SUPPLIED RECORDS –

>> begin

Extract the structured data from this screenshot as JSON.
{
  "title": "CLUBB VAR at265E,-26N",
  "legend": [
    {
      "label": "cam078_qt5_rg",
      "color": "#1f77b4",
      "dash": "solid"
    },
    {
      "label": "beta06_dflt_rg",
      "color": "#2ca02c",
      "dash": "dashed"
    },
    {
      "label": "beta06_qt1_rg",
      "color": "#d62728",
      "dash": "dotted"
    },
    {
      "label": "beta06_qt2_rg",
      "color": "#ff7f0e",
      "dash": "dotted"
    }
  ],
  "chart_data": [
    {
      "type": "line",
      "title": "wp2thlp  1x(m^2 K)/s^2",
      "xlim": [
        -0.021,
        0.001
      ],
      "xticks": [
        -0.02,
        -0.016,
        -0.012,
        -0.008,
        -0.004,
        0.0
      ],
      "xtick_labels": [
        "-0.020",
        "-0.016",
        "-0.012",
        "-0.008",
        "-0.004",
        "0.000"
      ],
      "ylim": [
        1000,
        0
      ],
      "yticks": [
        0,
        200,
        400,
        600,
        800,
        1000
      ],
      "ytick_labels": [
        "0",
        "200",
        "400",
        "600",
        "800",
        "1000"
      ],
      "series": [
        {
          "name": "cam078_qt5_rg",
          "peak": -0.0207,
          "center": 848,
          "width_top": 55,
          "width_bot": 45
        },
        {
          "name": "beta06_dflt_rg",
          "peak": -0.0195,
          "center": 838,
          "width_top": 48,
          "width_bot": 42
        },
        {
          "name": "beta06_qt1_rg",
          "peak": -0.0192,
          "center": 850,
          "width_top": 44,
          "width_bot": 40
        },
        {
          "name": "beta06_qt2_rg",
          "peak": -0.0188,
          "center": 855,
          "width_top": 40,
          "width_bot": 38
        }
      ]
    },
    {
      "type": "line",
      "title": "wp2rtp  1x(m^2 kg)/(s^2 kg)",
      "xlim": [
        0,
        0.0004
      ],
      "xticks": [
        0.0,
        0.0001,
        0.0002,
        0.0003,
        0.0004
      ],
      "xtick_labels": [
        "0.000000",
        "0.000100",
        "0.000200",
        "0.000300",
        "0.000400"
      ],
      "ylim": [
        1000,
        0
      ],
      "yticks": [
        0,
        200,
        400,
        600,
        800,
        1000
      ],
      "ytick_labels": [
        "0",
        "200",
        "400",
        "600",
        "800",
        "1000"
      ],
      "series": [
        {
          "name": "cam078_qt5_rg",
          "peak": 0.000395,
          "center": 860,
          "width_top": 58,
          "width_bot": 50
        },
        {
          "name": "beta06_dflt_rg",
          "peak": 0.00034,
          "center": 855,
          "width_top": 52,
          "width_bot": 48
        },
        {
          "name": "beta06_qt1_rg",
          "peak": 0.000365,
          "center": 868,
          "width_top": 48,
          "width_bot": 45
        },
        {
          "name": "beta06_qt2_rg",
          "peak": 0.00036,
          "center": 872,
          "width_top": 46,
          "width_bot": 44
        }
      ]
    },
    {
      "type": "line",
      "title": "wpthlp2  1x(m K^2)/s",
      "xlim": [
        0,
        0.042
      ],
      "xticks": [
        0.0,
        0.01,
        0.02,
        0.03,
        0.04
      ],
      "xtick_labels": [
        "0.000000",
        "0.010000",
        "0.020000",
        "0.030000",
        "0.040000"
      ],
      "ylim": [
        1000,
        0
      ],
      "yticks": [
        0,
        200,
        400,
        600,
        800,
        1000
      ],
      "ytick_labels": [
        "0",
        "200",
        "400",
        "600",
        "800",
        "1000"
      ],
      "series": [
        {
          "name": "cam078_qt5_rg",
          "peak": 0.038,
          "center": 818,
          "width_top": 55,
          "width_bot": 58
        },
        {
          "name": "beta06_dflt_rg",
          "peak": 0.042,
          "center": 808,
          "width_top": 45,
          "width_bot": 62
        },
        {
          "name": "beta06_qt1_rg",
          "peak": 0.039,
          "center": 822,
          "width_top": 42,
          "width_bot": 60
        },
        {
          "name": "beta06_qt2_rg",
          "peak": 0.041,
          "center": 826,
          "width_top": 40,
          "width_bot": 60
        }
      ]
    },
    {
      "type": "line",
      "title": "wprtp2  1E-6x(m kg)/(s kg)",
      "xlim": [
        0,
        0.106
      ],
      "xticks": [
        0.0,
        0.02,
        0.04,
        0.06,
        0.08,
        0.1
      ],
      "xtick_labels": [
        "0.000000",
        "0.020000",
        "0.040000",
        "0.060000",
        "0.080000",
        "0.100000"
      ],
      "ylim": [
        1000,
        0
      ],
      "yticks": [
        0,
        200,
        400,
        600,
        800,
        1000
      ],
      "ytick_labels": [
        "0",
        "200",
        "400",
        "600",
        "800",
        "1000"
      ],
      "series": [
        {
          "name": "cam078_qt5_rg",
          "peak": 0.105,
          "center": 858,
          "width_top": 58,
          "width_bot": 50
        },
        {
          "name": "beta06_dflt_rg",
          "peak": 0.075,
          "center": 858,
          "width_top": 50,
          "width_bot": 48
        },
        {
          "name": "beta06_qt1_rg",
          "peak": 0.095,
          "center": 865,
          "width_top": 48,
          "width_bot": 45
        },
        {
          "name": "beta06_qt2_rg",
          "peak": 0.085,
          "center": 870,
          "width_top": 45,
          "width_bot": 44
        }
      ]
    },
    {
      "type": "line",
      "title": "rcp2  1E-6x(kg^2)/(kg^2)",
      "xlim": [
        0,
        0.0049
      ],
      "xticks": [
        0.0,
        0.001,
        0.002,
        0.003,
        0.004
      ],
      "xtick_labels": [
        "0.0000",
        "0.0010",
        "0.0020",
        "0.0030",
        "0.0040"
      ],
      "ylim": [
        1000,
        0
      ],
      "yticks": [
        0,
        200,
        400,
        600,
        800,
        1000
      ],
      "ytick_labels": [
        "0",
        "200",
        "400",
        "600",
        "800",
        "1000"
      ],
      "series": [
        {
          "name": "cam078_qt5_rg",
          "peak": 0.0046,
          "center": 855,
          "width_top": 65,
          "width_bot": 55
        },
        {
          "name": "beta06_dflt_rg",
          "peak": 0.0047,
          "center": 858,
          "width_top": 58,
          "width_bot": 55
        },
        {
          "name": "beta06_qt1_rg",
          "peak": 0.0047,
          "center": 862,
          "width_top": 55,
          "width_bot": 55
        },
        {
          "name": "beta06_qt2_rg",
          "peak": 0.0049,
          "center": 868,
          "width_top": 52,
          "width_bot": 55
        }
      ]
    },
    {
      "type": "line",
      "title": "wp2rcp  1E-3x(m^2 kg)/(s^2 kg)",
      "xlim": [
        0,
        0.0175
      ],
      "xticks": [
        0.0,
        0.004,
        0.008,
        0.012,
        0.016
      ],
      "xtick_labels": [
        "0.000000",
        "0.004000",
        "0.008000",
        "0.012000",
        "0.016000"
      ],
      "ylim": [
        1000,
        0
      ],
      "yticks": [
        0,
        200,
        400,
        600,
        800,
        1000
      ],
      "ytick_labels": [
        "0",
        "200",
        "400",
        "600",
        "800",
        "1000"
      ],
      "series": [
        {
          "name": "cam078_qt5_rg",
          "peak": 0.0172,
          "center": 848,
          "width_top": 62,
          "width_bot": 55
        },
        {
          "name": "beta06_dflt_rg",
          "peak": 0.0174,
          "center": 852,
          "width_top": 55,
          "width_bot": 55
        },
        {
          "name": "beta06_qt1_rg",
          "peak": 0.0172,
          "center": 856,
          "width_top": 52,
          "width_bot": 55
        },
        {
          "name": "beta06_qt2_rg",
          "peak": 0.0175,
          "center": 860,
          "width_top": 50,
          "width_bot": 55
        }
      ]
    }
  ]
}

>> end

TASK BRIEF – Give every line of the material again, exactly as it reads.

RESPONSE TO THIS EXERCISE –
Extract the structured data from this screenshot as JSON.
{
  "title": "CLUBB VAR at265E,-26N",
  "legend": [
    {
      "label": "cam078_qt5_rg",
      "color": "#1f77b4",
      "dash": "solid"
    },
    {
      "label": "beta06_dflt_rg",
      "color": "#2ca02c",
      "dash": "dashed"
    },
    {
      "label": "beta06_qt1_rg",
      "color": "#d62728",
      "dash": "dotted"
    },
    {
      "label": "beta06_qt2_rg",
      "color": "#ff7f0e",
      "dash": "dotted"
    }
  ],
  "chart_data": [
    {
      "type": "line",
      "title": "wp2thlp  1x(m^2 K)/s^2",
      "xlim": [
        -0.021,
        0.001
      ],
      "xticks": [
        -0.02,
        -0.016,
        -0.012,
        -0.008,
        -0.004,
        0.0
      ],
      "xtick_labels": [
        "-0.020",
        "-0.016",
        "-0.012",
        "-0.008",
        "-0.004",
        "0.000"
      ],
      "ylim": [
        1000,
        0
      ],
      "yticks": [
        0,
        200,
        400,
        600,
        800,
        1000
      ],
      "ytick_labels": [
        "0",
        "200",
        "400",
        "600",
        "800",
        "1000"
      ],
      "series": [
        {
          "name": "cam078_qt5_rg",
          "peak": -0.0207,
          "center": 848,
          "width_top": 55,
          "width_bot": 45
        },
        {
          "name": "beta06_dflt_rg",
          "peak": -0.0195,
          "center": 838,
          "width_top": 48,
          "width_bot": 42
        },
        {
          "name": "beta06_qt1_rg",
          "peak": -0.0192,
          "center": 850,
          "width_top": 44,
          "width_bot": 40
        },
        {
          "name": "beta06_qt2_rg",
          "peak": -0.0188,
          "center": 855,
          "width_top": 40,
          "width_bot": 38
        }
      ]
    },
    {
      "type": "line",
      "title": "wp2rtp  1x(m^2 kg)/(s^2 kg)",
      "xlim": [
        0,
        0.0004
      ],
      "xticks": [
        0.0,
        0.0001,
        0.0002,
        0.0003,
        0.0004
      ],
      "xtick_labels": [
        "0.000000",
        "0.000100",
        "0.000200",
        "0.000300",
        "0.000400"
      ],
      "ylim": [
        1000,
        0
      ],
      "yticks": [
        0,
        200,
        400,
        600,
        800,
        1000
      ],
      "ytick_labels": [
        "0",
        "200",
        "400",
        "600",
        "800",
        "1000"
      ],
      "series": [
        {
          "name": "cam078_qt5_rg",
          "peak": 0.000395,
          "center": 860,
          "width_top": 58,
          "width_bot": 50
        },
        {
          "name": "beta06_dflt_rg",
          "peak": 0.00034,
          "center": 855,
          "width_top": 52,
          "width_bot": 48
        },
        {
          "name": "beta06_qt1_rg",
          "peak": 0.000365,
          "center": 868,
          "width_top": 48,
          "width_bot": 45
        },
        {
          "name": "beta06_qt2_rg",
          "peak": 0.00036,
          "center": 872,
          "width_top": 46,
          "width_bot": 44
        }
      ]
    },
    {
      "type": "line",
      "title": "wpthlp2  1x(m K^2)/s",
      "xlim": [
        0,
        0.042
      ],
      "xticks": [
        0.0,
        0.01,
        0.02,
        0.03,
        0.04
      ],
      "xtick_labels": [
        "0.000000",
        "0.010000",
        "0.020000",
        "0.030000",
        "0.040000"
      ],
      "ylim": [
        1000,
        0
      ],
      "yticks": [
        0,
        200,
        400,
        600,
        800,
        1000
      ],
      "ytick_labels": [
        "0",
        "200",
        "400",
        "600",
        "800",
        "1000"
      ],
      "series": [
        {
          "name": "cam078_qt5_rg",
          "peak": 0.038,
          "center": 818,
          "width_top": 55,
          "width_bot": 58
        },
        {
          "name": "beta06_dflt_rg",
          "peak": 0.042,
          "center": 808,
          "width_top": 45,
          "width_bot": 62
        },
        {
          "name": "beta06_qt1_rg",
          "peak": 0.039,
          "center": 822,
          "width_top": 42,
          "width_bot": 60
        },
        {
          "name": "beta06_qt2_rg",
          "peak": 0.041,
          "center": 826,
          "width_top": 40,
          "width_bot": 60
        }
      ]
    },
    {
      "type": "line",
      "title": "wprtp2  1E-6x(m kg)/(s kg)",
      "xlim": [
        0,
        0.106
      ],
      "xticks": [
        0.0,
        0.02,
        0.04,
        0.06,
        0.08,
        0.1
      ],
      "xtick_labels": [
        "0.000000",
        "0.020000",
        "0.040000",
        "0.060000",
        "0.080000",
        "0.100000"
      ],
      "ylim": [
        1000,
        0
      ],
      "yticks": [
        0,
        200,
        400,
        600,
        800,
        1000
      ],
      "ytick_labels": [
        "0",
        "200",
        "400",
        "600",
        "800",
        "1000"
      ],
      "series": [
        {
          "name": "cam078_qt5_rg",
          "peak": 0.105,
          "center": 858,
          "width_top": 58,
          "width_bot": 50
        },
        {
          "name": "beta06_dflt_rg",
          "peak": 0.075,
          "center": 858,
          "width_top": 50,
          "width_bot": 48
        },
        {
          "name": "beta06_qt1_rg",
          "peak": 0.095,
          "center": 865,
          "width_top": 48,
          "width_bot": 45
        },
        {
          "name": "beta06_qt2_rg",
          "peak": 0.085,
          "center": 870,
          "width_top": 45,
          "width_bot": 44
        }
      ]
    },
    {
      "type": "line",
      "title": "rcp2  1E-6x(kg^2)/(kg^2)",
      "xlim": [
        0,
        0.0049
      ],
      "xticks": [
        0.0,
        0.001,
        0.002,
        0.003,
        0.004
      ],
      "xtick_labels": [
        "0.0000",
        "0.0010",
        "0.0020",
        "0.0030",
        "0.0040"
      ],
      "ylim": [
        1000,
        0
      ],
      "yticks": [
        0,
        200,
        400,
        600,
        800,
        1000
      ],
      "ytick_labels": [
        "0",
        "200",
        "400",
        "600",
        "800",
        "1000"
      ],
      "series": [
        {
          "name": "cam078_qt5_rg",
          "peak": 0.0046,
          "center": 855,
          "width_top": 65,
          "width_bot": 55
        },
        {
          "name": "beta06_dflt_rg",
          "peak": 0.0047,
          "center": 858,
          "width_top": 58,
          "width_bot": 55
        },
        {
          "name": "beta06_qt1_rg",
          "peak": 0.0047,
          "center": 862,
          "width_top": 55,
          "width_bot": 55
        },
        {
          "name": "beta06_qt2_rg",
          "peak": 0.0049,
          "center": 868,
          "width_top": 52,
          "width_bot": 55
        }
      ]
    },
    {
      "type": "line",
      "title": "wp2rcp  1E-3x(m^2 kg)/(s^2 kg)",
      "xlim": [
        0,
        0.0175
      ],
      "xticks": [
        0.0,
        0.004,
        0.008,
        0.012,
        0.016
      ],
      "xtick_labels": [
        "0.000000",
        "0.004000",
        "0.008000",
        "0.012000",
        "0.016000"
      ],
      "ylim": [
        1000,
        0
      ],
      "yticks": [
        0,
        200,
        400,
        600,
        800,
        1000
      ],
      "ytick_labels": [
        "0",
        "200",
        "400",
        "600",
        "800",
        "1000"
      ],
      "series": [
        {
          "name": "cam078_qt5_rg",
          "peak": 0.0172,
          "center": 848,
          "width_top": 62,
          "width_bot": 55
        },
        {
          "name": "beta06_dflt_rg",
          "peak": 0.0174,
          "center": 852,
          "width_top": 55,
          "width_bot": 55
        },
        {
          "name": "beta06_qt1_rg",
          "peak": 0.0172,
          "center": 856,
          "width_top": 52,
          "width_bot": 55
        },
        {
          "name": "beta06_qt2_rg",
          "peak": 0.0175,
          "center": 860,
          "width_top": 50,
          "width_bot": 55
        }
      ]
    }
  ]
}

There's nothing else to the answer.